* [WHAT IS REQUIRED] Isolate every line in the data with the string "Milagre" and copy it.

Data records
begin
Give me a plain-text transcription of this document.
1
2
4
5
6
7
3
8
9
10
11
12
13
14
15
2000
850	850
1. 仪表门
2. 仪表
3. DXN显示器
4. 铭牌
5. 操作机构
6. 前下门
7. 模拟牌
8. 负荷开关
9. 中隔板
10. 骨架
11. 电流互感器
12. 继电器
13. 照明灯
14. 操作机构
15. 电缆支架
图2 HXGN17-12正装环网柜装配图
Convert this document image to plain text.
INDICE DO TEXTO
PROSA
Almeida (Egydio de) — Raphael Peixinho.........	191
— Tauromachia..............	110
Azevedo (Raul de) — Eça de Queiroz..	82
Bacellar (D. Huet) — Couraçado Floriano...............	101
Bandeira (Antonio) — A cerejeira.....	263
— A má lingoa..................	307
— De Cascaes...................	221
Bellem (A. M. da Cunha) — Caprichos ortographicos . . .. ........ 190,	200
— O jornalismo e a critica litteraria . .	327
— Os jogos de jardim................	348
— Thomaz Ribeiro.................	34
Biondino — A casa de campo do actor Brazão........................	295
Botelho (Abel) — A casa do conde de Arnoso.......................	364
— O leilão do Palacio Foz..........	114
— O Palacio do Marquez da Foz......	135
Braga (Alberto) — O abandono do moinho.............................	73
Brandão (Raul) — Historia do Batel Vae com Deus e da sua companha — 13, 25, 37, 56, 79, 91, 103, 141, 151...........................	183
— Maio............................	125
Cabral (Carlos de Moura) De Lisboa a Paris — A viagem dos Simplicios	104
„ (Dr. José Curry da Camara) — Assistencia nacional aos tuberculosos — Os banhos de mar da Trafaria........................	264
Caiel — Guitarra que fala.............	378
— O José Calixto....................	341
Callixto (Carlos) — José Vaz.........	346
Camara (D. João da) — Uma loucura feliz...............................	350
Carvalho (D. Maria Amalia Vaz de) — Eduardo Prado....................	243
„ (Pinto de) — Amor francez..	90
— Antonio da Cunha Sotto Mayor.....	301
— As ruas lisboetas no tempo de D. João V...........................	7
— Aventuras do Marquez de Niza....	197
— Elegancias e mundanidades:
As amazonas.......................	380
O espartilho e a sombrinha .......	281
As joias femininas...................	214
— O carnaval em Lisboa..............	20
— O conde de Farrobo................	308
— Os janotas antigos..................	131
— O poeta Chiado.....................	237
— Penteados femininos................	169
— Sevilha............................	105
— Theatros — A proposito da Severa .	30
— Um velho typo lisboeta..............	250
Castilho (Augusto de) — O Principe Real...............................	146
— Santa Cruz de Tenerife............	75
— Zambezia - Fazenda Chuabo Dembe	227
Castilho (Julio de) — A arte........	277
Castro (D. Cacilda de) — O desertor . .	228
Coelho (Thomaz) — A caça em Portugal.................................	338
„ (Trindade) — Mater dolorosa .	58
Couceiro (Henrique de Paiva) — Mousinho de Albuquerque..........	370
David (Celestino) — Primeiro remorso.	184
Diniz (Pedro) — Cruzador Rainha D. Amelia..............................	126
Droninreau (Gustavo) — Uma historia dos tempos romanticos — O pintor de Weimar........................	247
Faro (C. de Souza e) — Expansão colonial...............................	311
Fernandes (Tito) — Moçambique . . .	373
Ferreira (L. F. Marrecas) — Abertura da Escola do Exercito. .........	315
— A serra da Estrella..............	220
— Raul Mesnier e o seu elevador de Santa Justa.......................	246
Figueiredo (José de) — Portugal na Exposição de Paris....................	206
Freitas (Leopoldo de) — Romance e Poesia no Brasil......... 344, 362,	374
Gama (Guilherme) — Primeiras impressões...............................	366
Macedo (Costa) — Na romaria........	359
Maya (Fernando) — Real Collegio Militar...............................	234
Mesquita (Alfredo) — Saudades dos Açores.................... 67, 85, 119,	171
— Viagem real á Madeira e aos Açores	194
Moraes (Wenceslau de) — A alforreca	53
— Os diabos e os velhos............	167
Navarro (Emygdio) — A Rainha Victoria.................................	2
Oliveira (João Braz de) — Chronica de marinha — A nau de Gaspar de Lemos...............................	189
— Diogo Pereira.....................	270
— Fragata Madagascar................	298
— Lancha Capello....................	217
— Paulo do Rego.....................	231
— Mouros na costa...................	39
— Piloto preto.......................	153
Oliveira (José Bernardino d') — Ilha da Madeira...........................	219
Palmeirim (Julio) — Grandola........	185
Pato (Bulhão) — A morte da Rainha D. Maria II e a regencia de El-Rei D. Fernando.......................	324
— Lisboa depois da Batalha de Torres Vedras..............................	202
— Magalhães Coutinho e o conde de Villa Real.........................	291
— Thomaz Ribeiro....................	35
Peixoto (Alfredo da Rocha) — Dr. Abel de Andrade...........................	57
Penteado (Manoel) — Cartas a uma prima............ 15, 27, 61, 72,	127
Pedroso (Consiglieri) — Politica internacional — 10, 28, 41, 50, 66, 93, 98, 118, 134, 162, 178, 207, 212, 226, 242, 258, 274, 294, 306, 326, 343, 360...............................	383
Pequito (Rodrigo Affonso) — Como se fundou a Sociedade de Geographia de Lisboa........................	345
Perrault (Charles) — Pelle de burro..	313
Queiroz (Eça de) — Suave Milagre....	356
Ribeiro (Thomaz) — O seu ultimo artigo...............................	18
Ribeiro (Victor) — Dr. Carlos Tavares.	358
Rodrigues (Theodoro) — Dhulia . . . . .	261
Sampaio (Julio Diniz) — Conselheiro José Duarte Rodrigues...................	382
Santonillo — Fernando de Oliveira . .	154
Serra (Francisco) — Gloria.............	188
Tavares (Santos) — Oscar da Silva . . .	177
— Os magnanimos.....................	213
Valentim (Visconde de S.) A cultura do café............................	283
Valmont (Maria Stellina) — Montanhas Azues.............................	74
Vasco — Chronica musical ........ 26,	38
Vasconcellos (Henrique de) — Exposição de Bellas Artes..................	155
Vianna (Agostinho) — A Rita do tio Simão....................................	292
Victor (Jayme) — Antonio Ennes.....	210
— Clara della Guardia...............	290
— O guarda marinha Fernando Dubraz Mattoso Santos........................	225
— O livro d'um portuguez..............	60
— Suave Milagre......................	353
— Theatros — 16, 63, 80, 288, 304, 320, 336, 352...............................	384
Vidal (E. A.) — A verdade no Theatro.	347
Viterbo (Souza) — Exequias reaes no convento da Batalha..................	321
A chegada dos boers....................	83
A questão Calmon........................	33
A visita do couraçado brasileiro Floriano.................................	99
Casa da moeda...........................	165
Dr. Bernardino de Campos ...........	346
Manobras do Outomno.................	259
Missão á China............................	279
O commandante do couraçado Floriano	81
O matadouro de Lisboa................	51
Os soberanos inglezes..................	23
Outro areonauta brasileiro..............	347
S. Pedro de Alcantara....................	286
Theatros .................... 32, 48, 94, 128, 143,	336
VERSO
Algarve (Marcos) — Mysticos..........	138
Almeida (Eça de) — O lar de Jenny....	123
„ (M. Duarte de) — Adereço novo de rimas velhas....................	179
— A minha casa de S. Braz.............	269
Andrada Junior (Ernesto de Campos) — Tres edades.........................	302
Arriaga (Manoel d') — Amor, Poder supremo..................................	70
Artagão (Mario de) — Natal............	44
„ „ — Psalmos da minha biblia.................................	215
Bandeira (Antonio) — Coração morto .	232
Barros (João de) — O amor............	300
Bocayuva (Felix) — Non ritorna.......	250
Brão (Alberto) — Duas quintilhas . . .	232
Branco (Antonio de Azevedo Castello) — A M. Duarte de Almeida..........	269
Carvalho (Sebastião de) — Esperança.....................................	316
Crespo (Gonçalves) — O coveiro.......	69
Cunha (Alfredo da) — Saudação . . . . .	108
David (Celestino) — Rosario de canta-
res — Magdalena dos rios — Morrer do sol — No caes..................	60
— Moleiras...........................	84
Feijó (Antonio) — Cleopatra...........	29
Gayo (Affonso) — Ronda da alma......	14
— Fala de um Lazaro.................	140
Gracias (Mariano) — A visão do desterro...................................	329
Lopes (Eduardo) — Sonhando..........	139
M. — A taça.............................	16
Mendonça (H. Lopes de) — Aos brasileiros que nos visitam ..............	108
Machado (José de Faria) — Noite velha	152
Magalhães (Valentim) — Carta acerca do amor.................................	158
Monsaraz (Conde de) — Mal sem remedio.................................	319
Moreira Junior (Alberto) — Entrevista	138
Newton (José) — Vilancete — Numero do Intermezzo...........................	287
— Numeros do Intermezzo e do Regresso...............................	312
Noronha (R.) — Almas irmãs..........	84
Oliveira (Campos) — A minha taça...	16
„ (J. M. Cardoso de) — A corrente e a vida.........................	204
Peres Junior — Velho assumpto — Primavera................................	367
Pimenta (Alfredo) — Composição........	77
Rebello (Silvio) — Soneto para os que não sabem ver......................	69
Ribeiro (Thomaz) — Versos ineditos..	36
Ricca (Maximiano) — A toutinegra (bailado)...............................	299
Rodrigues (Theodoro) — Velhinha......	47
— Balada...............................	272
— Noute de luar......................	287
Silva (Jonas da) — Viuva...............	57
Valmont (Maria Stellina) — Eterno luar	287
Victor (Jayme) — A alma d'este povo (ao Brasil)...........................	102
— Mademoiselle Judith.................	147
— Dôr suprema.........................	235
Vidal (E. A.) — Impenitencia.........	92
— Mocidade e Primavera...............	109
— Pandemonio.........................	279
end
* [TASK SOLUTION]
Queiroz (Eça de) — Suave Milagre....	356
— Suave Milagre......................	353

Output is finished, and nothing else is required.